● WRITTEN REQUEST: Repeat each entry exactly and drop the pictures.

● AVAILABLE DATA:
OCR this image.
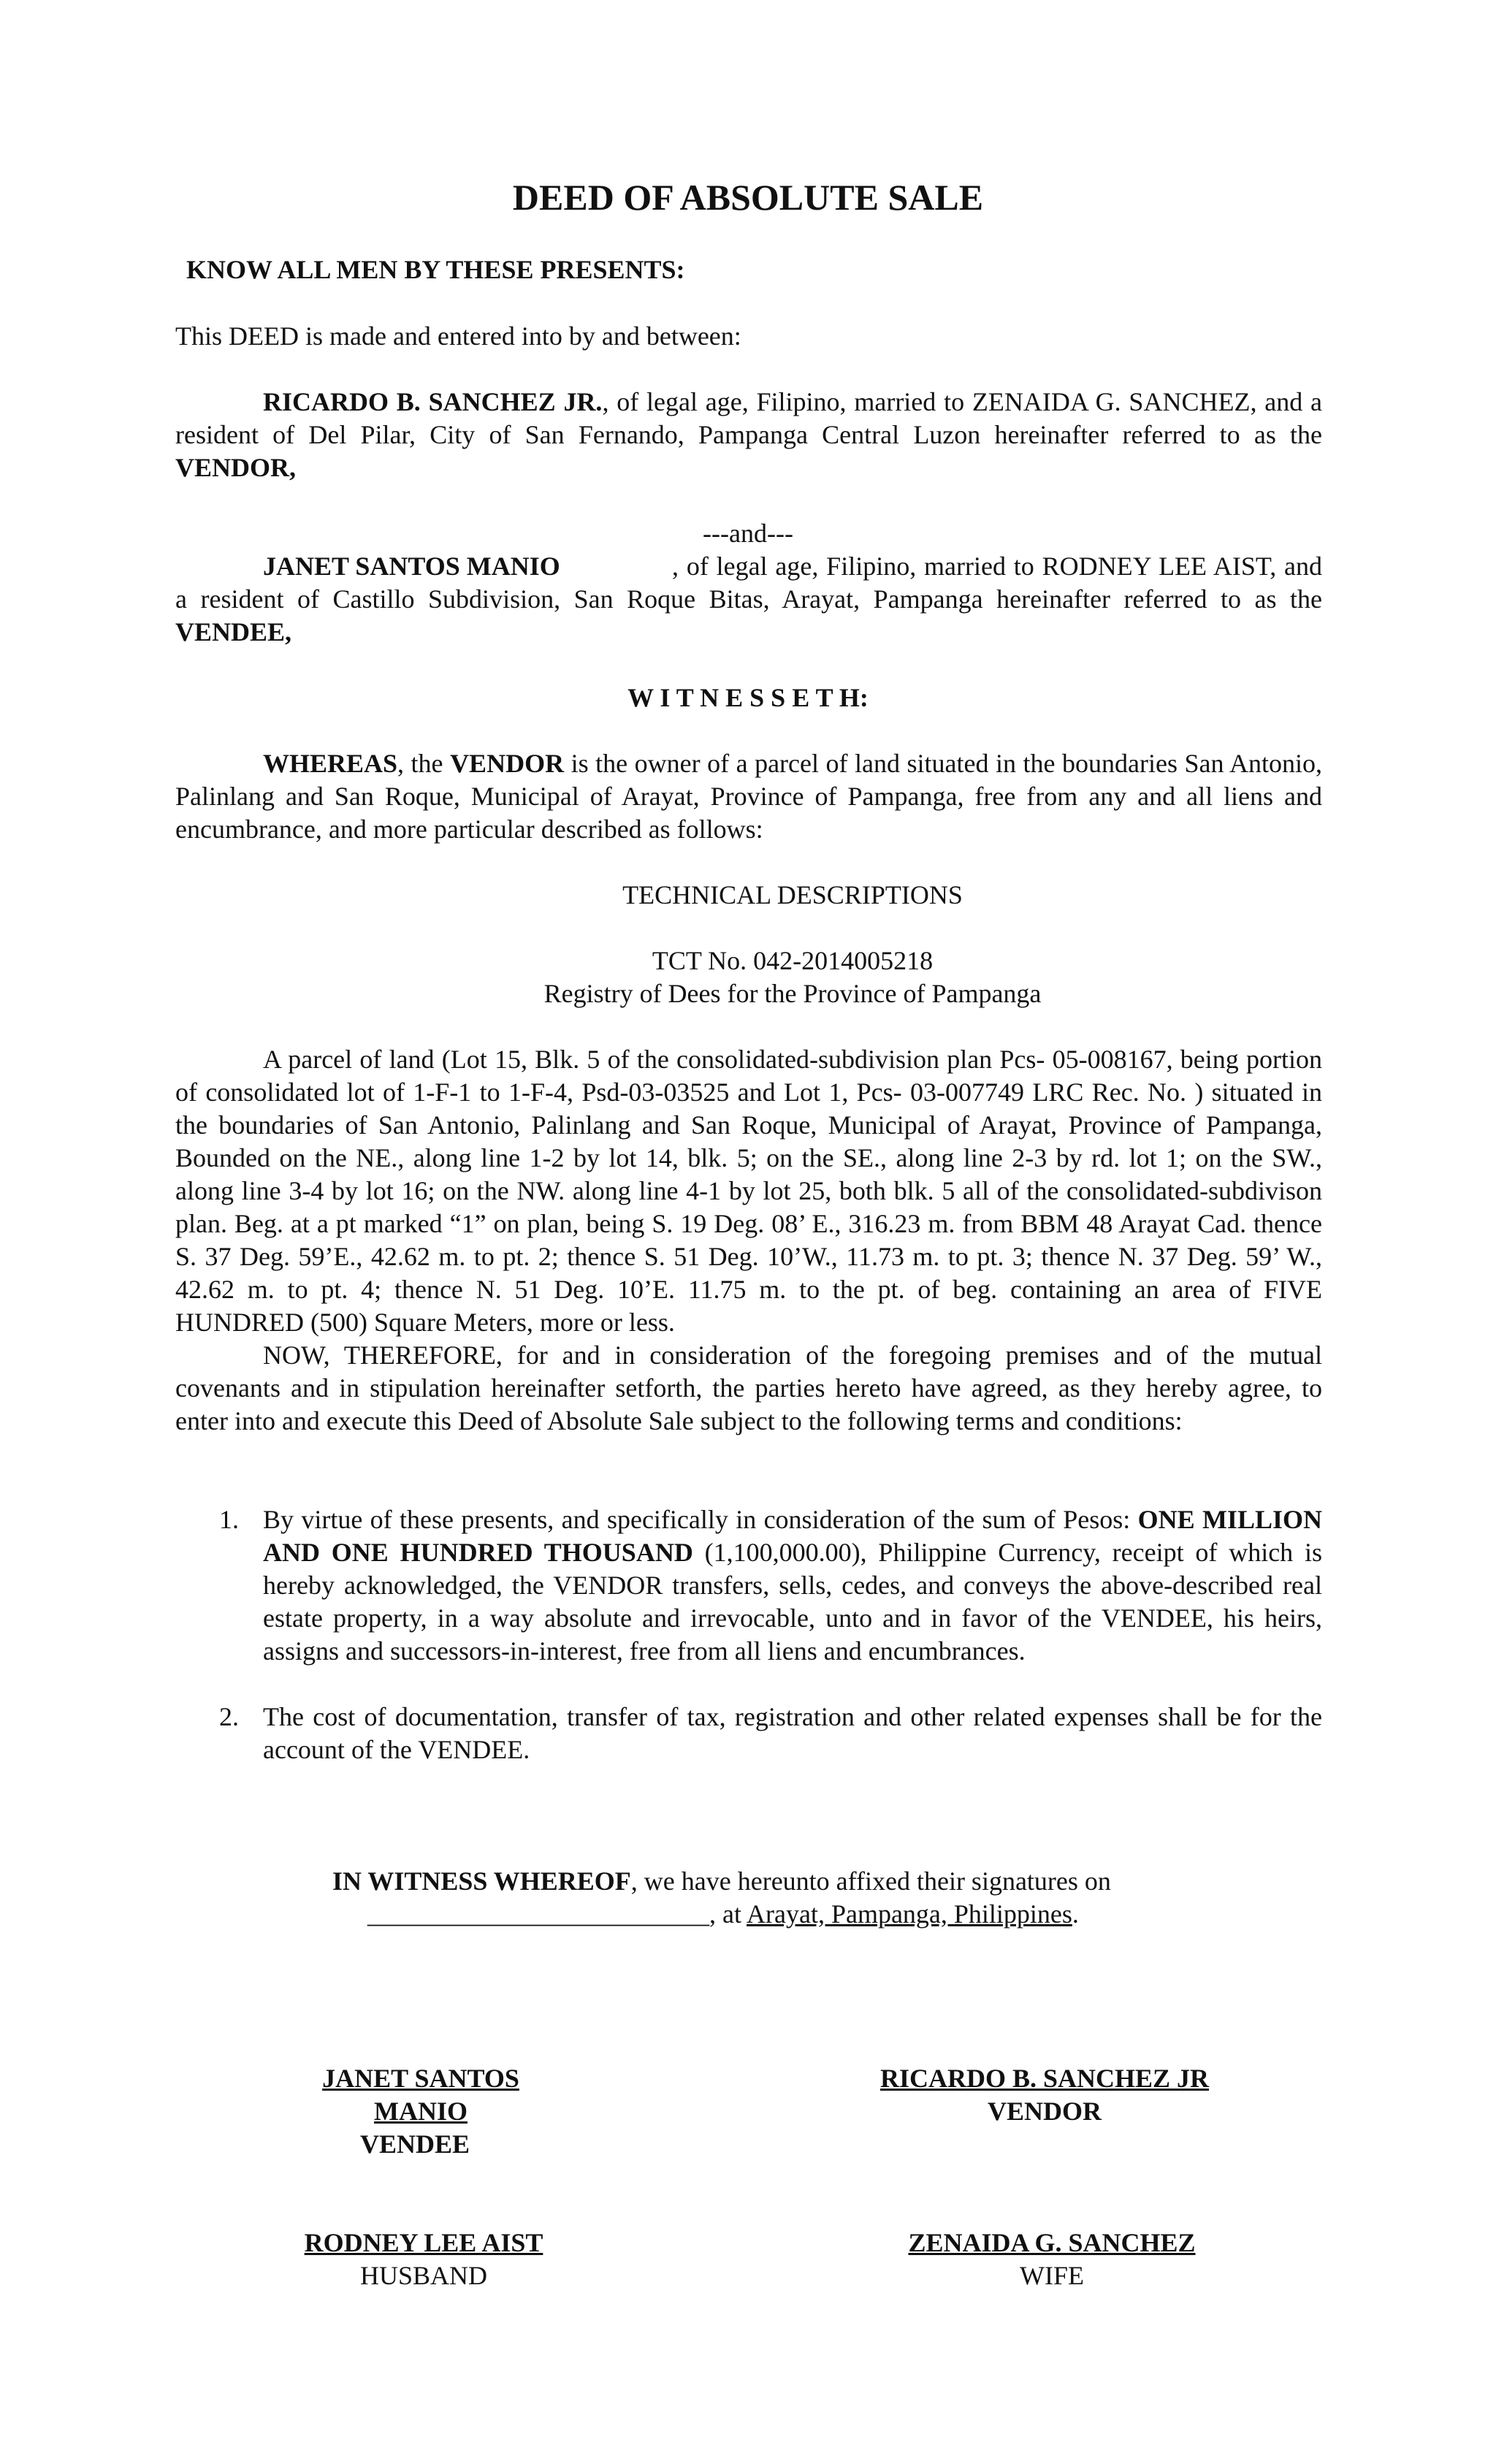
DEED OF ABSOLUTE SALE
KNOW ALL MEN BY THESE PRESENTS:
This DEED is made and entered into by and between:
RICARDO B. SANCHEZ JR., of legal age, Filipino, married to ZENAIDA G. SANCHEZ, and a resident of Del Pilar, City of San Fernando, Pampanga Central Luzon hereinafter referred to as the VENDOR,
---and---
JANET SANTOS MANIO	, of legal age, Filipino, married to RODNEY LEE AIST, and a resident of Castillo Subdivision, San Roque Bitas, Arayat, Pampanga hereinafter referred to as the VENDEE,
W I T N E S S E T H:
WHEREAS, the VENDOR is the owner of a parcel of land situated in the boundaries San Antonio, Palinlang and San Roque, Municipal of Arayat, Province of Pampanga, free from any and all liens and encumbrance, and more particular described as follows:
TECHNICAL DESCRIPTIONS
TCT No. 042-2014005218
Registry of Dees for the Province of Pampanga
A parcel of land (Lot 15, Blk. 5 of the consolidated-subdivision plan Pcs- 05-008167, being portion of consolidated lot of 1-F-1 to 1-F-4, Psd-03-03525 and Lot 1, Pcs- 03-007749 LRC Rec. No. ) situated in the boundaries of San Antonio, Palinlang and San Roque, Municipal of Arayat, Province of Pampanga, Bounded on the NE., along line 1-2 by lot 14, blk. 5; on the SE., along line 2-3 by rd. lot 1; on the SW., along line 3-4 by lot 16; on the NW. along line 4-1 by lot 25, both blk. 5 all of the consolidated-subdivison plan. Beg. at a pt marked “1” on plan, being S. 19 Deg. 08’ E., 316.23 m. from BBM 48 Arayat Cad. thence S. 37 Deg. 59’E., 42.62 m. to pt. 2; thence S. 51 Deg. 10’W., 11.73 m. to pt. 3; thence N. 37 Deg. 59’ W., 42.62 m. to pt. 4; thence N. 51 Deg. 10’E. 11.75 m. to the pt. of beg. containing an area of FIVE HUNDRED (500) Square Meters, more or less.
NOW, THEREFORE, for and in consideration of the foregoing premises and of the mutual covenants and in stipulation hereinafter setforth, the parties hereto have agreed, as they hereby agree, to enter into and execute this Deed of Absolute Sale subject to the following terms and conditions:
1. By virtue of these presents, and specifically in consideration of the sum of Pesos: ONE MILLION AND ONE HUNDRED THOUSAND (1,100,000.00), Philippine Currency, receipt of which is hereby acknowledged, the VENDOR transfers, sells, cedes, and conveys the above-described real estate property, in a way absolute and irrevocable, unto and in favor of the VENDEE, his heirs, assigns and successors-in-interest, free from all liens and encumbrances.
2. The cost of documentation, transfer of tax, registration and other related expenses shall be for the account of the VENDEE.
IN WITNESS WHEREOF, we have hereunto affixed their signatures on
__________________________, at Arayat, Pampanga, Philippines.
JANET SANTOS MANIO
VENDEE
RICARDO B. SANCHEZ JR
VENDOR
RODNEY LEE AIST
HUSBAND
ZENAIDA G. SANCHEZ
WIFE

● EXERCISE ANSWER:
OCR this image.
DEED OF ABSOLUTE SALE
KNOW ALL MEN BY THESE PRESENTS:
This DEED is made and entered into by and between:
RICARDO B. SANCHEZ JR., of legal age, Filipino, married to ZENAIDA G. SANCHEZ, and a resident of Del Pilar, City of San Fernando, Pampanga Central Luzon hereinafter referred to as the VENDOR,
---and---
JANET SANTOS MANIO	, of legal age, Filipino, married to RODNEY LEE AIST, and a resident of Castillo Subdivision, San Roque Bitas, Arayat, Pampanga hereinafter referred to as the VENDEE,
W I T N E S S E T H:
WHEREAS, the VENDOR is the owner of a parcel of land situated in the boundaries San Antonio, Palinlang and San Roque, Municipal of Arayat, Province of Pampanga, free from any and all liens and encumbrance, and more particular described as follows:
TECHNICAL DESCRIPTIONS
TCT No. 042-2014005218
Registry of Dees for the Province of Pampanga
A parcel of land (Lot 15, Blk. 5 of the consolidated-subdivision plan Pcs- 05-008167, being portion of consolidated lot of 1-F-1 to 1-F-4, Psd-03-03525 and Lot 1, Pcs- 03-007749 LRC Rec. No. ) situated in the boundaries of San Antonio, Palinlang and San Roque, Municipal of Arayat, Province of Pampanga, Bounded on the NE., along line 1-2 by lot 14, blk. 5; on the SE., along line 2-3 by rd. lot 1; on the SW., along line 3-4 by lot 16; on the NW. along line 4-1 by lot 25, both blk. 5 all of the consolidated-subdivison plan. Beg. at a pt marked “1” on plan, being S. 19 Deg. 08’ E., 316.23 m. from BBM 48 Arayat Cad. thence S. 37 Deg. 59’E., 42.62 m. to pt. 2; thence S. 51 Deg. 10’W., 11.73 m. to pt. 3; thence N. 37 Deg. 59’ W., 42.62 m. to pt. 4; thence N. 51 Deg. 10’E. 11.75 m. to the pt. of beg. containing an area of FIVE HUNDRED (500) Square Meters, more or less.
NOW, THEREFORE, for and in consideration of the foregoing premises and of the mutual covenants and in stipulation hereinafter setforth, the parties hereto have agreed, as they hereby agree, to enter into and execute this Deed of Absolute Sale subject to the following terms and conditions:
1. By virtue of these presents, and specifically in consideration of the sum of Pesos: ONE MILLION AND ONE HUNDRED THOUSAND (1,100,000.00), Philippine Currency, receipt of which is hereby acknowledged, the VENDOR transfers, sells, cedes, and conveys the above-described real estate property, in a way absolute and irrevocable, unto and in favor of the VENDEE, his heirs, assigns and successors-in-interest, free from all liens and encumbrances.
2. The cost of documentation, transfer of tax, registration and other related expenses shall be for the account of the VENDEE.
IN WITNESS WHEREOF, we have hereunto affixed their signatures on
__________________________, at Arayat, Pampanga, Philippines.
JANET SANTOS MANIO
VENDEE
RICARDO B. SANCHEZ JR
VENDOR
RODNEY LEE AIST
HUSBAND
ZENAIDA G. SANCHEZ
WIFE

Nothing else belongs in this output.